**Aim**. Print the listing that follows, character for character.

Records from a collection:
______

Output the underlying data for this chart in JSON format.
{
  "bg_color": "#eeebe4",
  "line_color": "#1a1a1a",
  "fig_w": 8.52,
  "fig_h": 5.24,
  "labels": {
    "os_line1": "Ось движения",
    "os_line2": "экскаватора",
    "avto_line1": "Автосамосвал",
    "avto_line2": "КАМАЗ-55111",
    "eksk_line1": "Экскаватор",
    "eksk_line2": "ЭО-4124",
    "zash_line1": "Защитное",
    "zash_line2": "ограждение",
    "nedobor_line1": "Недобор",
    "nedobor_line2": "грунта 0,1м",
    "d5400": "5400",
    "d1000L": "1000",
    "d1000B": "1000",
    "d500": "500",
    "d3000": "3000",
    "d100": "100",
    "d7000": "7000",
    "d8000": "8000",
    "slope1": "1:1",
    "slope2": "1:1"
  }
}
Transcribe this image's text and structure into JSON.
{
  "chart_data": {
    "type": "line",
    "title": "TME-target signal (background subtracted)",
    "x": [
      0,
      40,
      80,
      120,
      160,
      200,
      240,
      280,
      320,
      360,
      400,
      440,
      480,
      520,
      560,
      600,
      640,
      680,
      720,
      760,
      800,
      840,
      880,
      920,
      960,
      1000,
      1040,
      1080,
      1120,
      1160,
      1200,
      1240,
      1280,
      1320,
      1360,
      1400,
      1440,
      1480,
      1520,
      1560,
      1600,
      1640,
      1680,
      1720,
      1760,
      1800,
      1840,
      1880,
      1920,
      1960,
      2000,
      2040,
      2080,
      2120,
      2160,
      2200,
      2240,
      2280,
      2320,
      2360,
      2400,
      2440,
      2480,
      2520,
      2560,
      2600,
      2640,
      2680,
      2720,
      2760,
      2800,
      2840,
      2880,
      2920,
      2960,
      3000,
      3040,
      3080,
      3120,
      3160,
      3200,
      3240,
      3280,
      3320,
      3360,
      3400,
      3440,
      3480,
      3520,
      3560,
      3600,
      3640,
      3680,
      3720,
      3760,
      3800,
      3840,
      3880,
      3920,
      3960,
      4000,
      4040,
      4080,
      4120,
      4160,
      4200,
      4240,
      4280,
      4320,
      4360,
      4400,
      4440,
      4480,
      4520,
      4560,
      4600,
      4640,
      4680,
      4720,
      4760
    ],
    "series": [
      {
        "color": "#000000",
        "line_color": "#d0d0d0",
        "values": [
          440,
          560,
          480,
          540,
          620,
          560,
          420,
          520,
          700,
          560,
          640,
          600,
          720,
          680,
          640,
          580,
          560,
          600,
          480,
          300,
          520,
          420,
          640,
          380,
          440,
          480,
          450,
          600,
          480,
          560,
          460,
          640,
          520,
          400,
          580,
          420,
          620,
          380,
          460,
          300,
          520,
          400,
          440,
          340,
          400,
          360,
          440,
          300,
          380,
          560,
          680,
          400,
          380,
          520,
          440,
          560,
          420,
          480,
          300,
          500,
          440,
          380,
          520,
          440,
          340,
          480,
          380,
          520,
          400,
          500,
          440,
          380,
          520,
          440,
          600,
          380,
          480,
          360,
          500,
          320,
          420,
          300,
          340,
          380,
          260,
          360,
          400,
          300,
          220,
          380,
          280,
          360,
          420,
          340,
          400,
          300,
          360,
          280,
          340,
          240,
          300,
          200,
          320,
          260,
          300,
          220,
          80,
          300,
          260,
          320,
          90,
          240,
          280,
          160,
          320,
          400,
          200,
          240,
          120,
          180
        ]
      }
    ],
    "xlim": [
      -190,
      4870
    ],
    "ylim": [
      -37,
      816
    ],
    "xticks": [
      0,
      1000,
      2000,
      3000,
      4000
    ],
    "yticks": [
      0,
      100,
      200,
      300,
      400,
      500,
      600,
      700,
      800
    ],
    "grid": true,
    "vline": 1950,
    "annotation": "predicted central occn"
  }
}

______

**Task solution**.
Output the underlying data for this chart in JSON format.
{
  "bg_color": "#eeebe4",
  "line_color": "#1a1a1a",
  "fig_w": 8.52,
  "fig_h": 5.24,
  "labels": {
    "os_line1": "Ось движения",
    "os_line2": "экскаватора",
    "avto_line1": "Автосамосвал",
    "avto_line2": "КАМАЗ-55111",
    "eksk_line1": "Экскаватор",
    "eksk_line2": "ЭО-4124",
    "zash_line1": "Защитное",
    "zash_line2": "ограждение",
    "nedobor_line1": "Недобор",
    "nedobor_line2": "грунта 0,1м",
    "d5400": "5400",
    "d1000L": "1000",
    "d1000B": "1000",
    "d500": "500",
    "d3000": "3000",
    "d100": "100",
    "d7000": "7000",
    "d8000": "8000",
    "slope1": "1:1",
    "slope2": "1:1"
  }
}
Transcribe this image's text and structure into JSON.
{
  "chart_data": {
    "type": "line",
    "title": "TME-target signal (background subtracted)",
    "x": [
      0,
      40,
      80,
      120,
      160,
      200,
      240,
      280,
      320,
      360,
      400,
      440,
      480,
      520,
      560,
      600,
      640,
      680,
      720,
      760,
      800,
      840,
      880,
      920,
      960,
      1000,
      1040,
      1080,
      1120,
      1160,
      1200,
      1240,
      1280,
      1320,
      1360,
      1400,
      1440,
      1480,
      1520,
      1560,
      1600,
      1640,
      1680,
      1720,
      1760,
      1800,
      1840,
      1880,
      1920,
      1960,
      2000,
      2040,
      2080,
      2120,
      2160,
      2200,
      2240,
      2280,
      2320,
      2360,
      2400,
      2440,
      2480,
      2520,
      2560,
      2600,
      2640,
      2680,
      2720,
      2760,
      2800,
      2840,
      2880,
      2920,
      2960,
      3000,
      3040,
      3080,
      3120,
      3160,
      3200,
      3240,
      3280,
      3320,
      3360,
      3400,
      3440,
      3480,
      3520,
      3560,
      3600,
      3640,
      3680,
      3720,
      3760,
      3800,
      3840,
      3880,
      3920,
      3960,
      4000,
      4040,
      4080,
      4120,
      4160,
      4200,
      4240,
      4280,
      4320,
      4360,
      4400,
      4440,
      4480,
      4520,
      4560,
      4600,
      4640,
      4680,
      4720,
      4760
    ],
    "series": [
      {
        "color": "#000000",
        "line_color": "#d0d0d0",
        "values": [
          440,
          560,
          480,
          540,
          620,
          560,
          420,
          520,
          700,
          560,
          640,
          600,
          720,
          680,
          640,
          580,
          560,
          600,
          480,
          300,
          520,
          420,
          640,
          380,
          440,
          480,
          450,
          600,
          480,
          560,
          460,
          640,
          520,
          400,
          580,
          420,
          620,
          380,
          460,
          300,
          520,
          400,
          440,
          340,
          400,
          360,
          440,
          300,
          380,
          560,
          680,
          400,
          380,
          520,
          440,
          560,
          420,
          480,
          300,
          500,
          440,
          380,
          520,
          440,
          340,
          480,
          380,
          520,
          400,
          500,
          440,
          380,
          520,
          440,
          600,
          380,
          480,
          360,
          500,
          320,
          420,
          300,
          340,
          380,
          260,
          360,
          400,
          300,
          220,
          380,
          280,
          360,
          420,
          340,
          400,
          300,
          360,
          280,
          340,
          240,
          300,
          200,
          320,
          260,
          300,
          220,
          80,
          300,
          260,
          320,
          90,
          240,
          280,
          160,
          320,
          400,
          200,
          240,
          120,
          180
        ]
      }
    ],
    "xlim": [
      -190,
      4870
    ],
    "ylim": [
      -37,
      816
    ],
    "xticks": [
      0,
      1000,
      2000,
      3000,
      4000
    ],
    "yticks": [
      0,
      100,
      200,
      300,
      400,
      500,
      600,
      700,
      800
    ],
    "grid": true,
    "vline": 1950,
    "annotation": "predicted central occn"
  }
}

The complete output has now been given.